___ Provided data ___
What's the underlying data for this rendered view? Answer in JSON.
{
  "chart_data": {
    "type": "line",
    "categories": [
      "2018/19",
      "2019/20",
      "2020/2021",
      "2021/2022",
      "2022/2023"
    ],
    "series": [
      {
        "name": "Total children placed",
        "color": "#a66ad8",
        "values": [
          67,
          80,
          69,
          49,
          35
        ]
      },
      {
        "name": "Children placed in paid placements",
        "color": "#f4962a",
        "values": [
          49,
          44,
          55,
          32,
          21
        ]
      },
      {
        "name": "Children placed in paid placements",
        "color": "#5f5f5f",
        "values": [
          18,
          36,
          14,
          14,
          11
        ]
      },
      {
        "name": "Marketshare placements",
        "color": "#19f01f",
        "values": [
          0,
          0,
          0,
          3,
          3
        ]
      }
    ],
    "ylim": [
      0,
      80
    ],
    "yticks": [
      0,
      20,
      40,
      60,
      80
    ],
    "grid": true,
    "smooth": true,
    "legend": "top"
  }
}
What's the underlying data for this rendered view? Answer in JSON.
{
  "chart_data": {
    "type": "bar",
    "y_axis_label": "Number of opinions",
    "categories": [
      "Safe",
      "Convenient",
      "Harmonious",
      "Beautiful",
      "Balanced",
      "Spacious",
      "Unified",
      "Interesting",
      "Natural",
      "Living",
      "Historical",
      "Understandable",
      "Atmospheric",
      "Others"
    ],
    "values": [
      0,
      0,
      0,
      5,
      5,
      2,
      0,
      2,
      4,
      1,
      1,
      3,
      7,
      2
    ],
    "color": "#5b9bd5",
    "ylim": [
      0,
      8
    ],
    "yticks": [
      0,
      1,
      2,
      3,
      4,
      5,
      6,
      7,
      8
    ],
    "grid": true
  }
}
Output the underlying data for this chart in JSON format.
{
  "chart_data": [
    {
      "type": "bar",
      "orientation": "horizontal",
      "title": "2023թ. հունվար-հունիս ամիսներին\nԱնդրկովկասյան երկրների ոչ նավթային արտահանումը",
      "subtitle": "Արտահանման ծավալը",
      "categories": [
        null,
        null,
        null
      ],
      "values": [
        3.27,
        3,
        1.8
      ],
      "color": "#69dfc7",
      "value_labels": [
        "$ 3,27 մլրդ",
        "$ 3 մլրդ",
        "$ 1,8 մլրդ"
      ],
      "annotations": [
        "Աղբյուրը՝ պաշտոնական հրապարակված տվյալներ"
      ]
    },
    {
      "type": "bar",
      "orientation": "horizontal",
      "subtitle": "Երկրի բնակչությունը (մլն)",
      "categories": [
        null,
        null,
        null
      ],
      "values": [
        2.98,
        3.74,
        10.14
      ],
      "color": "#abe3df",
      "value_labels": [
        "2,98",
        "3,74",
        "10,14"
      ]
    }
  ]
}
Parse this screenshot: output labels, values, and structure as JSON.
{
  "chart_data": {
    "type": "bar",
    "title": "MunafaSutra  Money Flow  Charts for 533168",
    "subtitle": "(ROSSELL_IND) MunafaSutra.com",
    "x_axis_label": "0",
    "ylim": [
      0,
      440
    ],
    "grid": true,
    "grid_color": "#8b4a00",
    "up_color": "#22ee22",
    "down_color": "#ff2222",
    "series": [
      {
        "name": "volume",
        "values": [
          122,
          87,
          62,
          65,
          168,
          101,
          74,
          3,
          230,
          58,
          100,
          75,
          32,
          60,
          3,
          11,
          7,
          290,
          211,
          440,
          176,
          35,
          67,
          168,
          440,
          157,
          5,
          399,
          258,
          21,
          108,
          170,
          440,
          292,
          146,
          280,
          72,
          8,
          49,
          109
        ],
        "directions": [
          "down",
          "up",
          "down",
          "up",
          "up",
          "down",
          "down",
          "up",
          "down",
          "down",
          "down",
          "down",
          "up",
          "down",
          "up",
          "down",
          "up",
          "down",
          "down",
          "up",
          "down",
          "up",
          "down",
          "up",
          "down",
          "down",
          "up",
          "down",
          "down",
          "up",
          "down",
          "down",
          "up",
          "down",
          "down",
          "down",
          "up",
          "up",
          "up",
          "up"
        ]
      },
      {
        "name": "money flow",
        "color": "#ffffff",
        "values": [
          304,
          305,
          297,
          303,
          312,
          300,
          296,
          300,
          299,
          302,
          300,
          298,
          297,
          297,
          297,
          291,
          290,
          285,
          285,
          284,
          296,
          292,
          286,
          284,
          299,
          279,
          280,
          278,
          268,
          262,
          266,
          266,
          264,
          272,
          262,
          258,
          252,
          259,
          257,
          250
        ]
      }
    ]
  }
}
___
Which lines of the material contain the string "JSON"? List each of them.

What's the underlying data for this rendered view? Answer in JSON.
What's the underlying data for this rendered view? Answer in JSON.
Output the underlying data for this chart in JSON format.
Parse this screenshot: output labels, values, and structure as JSON.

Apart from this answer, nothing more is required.